§ Goal
Work out the number of lines in the listing that include the string "Hôpitaux". Reply with that number alone.

§ Material for this exercise
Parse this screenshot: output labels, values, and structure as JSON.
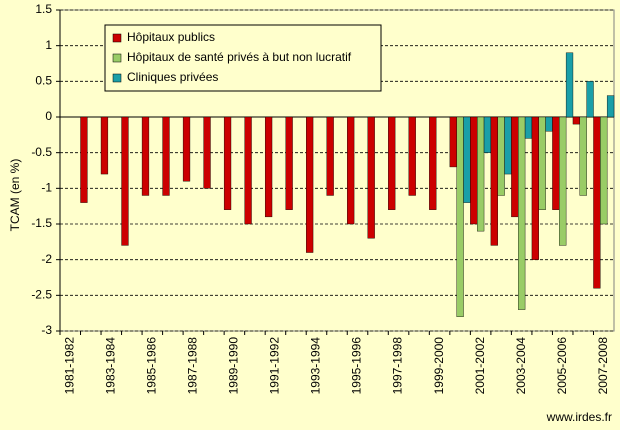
{
  "chart_data": {
    "type": "bar",
    "y_label": "TCAM (en %)",
    "source": "www.irdes.fr",
    "categories": [
      "1981-1982",
      null,
      "1983-1984",
      null,
      "1985-1986",
      null,
      "1987-1988",
      null,
      "1989-1990",
      null,
      "1991-1992",
      null,
      "1993-1994",
      null,
      "1995-1996",
      null,
      "1997-1998",
      null,
      "1999-2000",
      null,
      "2001-2002",
      null,
      "2003-2004",
      null,
      "2005-2006",
      null,
      "2007-2008"
    ],
    "series": [
      {
        "name": "Hôpitaux publics",
        "color": "#cc0000",
        "values": [
          null,
          -1.2,
          -0.8,
          -1.8,
          -1.1,
          -1.1,
          -0.9,
          -1.0,
          -1.3,
          -1.5,
          -1.4,
          -1.3,
          -1.9,
          -1.1,
          -1.5,
          -1.7,
          -1.3,
          -1.1,
          -1.3,
          -0.7,
          -1.5,
          -1.8,
          -1.4,
          -2.0,
          -1.3,
          -0.1,
          -2.4
        ]
      },
      {
        "name": "Hôpitaux de santé privés à but non lucratif",
        "color": "#99cc66",
        "values": [
          null,
          null,
          null,
          null,
          null,
          null,
          null,
          null,
          null,
          null,
          null,
          null,
          null,
          null,
          null,
          null,
          null,
          null,
          null,
          -2.8,
          -1.6,
          -1.1,
          -2.7,
          -1.3,
          -1.8,
          -1.1,
          -1.5
        ]
      },
      {
        "name": "Cliniques privées",
        "color": "#1a9fa8",
        "values": [
          null,
          null,
          null,
          null,
          null,
          null,
          null,
          null,
          null,
          null,
          null,
          null,
          null,
          null,
          null,
          null,
          null,
          null,
          null,
          -1.2,
          -0.5,
          -0.8,
          -0.3,
          -0.2,
          0.9,
          0.5,
          0.3
        ]
      }
    ],
    "ylim": [
      -3,
      1.5
    ],
    "yticks": [
      1.5,
      1,
      0.5,
      0,
      -0.5,
      -1,
      -1.5,
      -2,
      -2.5,
      -3
    ],
    "grid": true,
    "legend": "top-left"
  }
}
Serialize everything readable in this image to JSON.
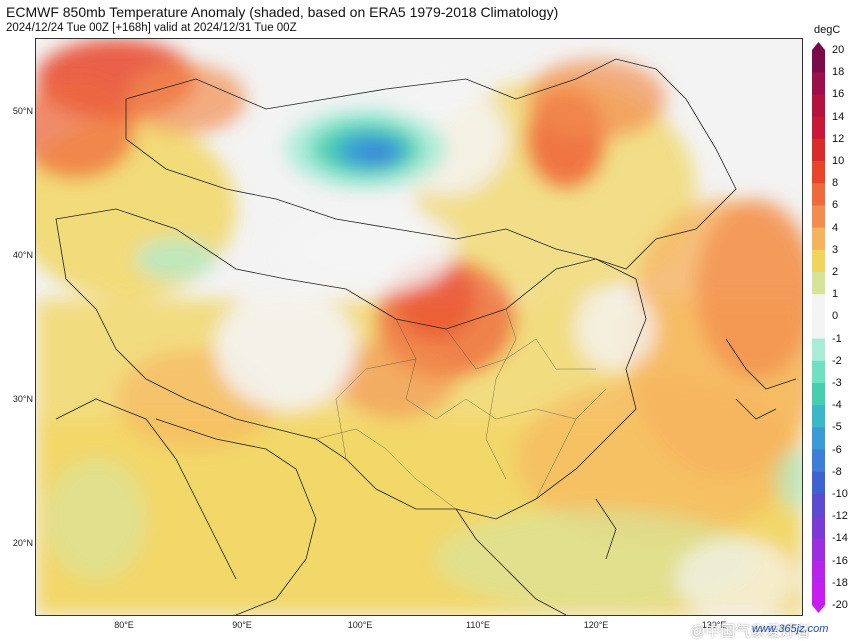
{
  "header": {
    "title": "ECMWF 850mb Temperature Anomaly (shaded, based on ERA5 1979-2018 Climatology)",
    "subtitle": "2024/12/24 Tue 00Z [+168h] valid at 2024/12/31 Tue 00Z"
  },
  "map": {
    "lat_labels": [
      "50°N",
      "40°N",
      "30°N",
      "20°N"
    ],
    "lon_labels": [
      "80°E",
      "90°E",
      "100°E",
      "110°E",
      "120°E",
      "130°E"
    ]
  },
  "colorbar": {
    "unit": "degC",
    "labels": [
      "20",
      "18",
      "16",
      "14",
      "12",
      "10",
      "8",
      "6",
      "4",
      "3",
      "2",
      "1",
      "0",
      "-1",
      "-2",
      "-3",
      "-4",
      "-5",
      "-6",
      "-8",
      "-10",
      "-12",
      "-14",
      "-16",
      "-18",
      "-20"
    ],
    "colors": [
      "#7a0a4a",
      "#9b0f4f",
      "#b5123f",
      "#c8173a",
      "#da2b2b",
      "#e8452a",
      "#ee6a3c",
      "#f28d4e",
      "#f6b35e",
      "#f1d45a",
      "#d8e39a",
      "#f4f4f4",
      "#f4f4f4",
      "#a8ecd8",
      "#6fe0c2",
      "#45cfae",
      "#3bb8c8",
      "#3a9bd6",
      "#3b7fd8",
      "#3f62d2",
      "#5a4bd0",
      "#7a3ad6",
      "#9a2ee0",
      "#b526ea",
      "#c81df0"
    ],
    "colors_legend_note": ""
  },
  "watermark": {
    "text": "@中国气象爱好者",
    "site": "www.365jz.com"
  }
}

§ Solution to the exercise
2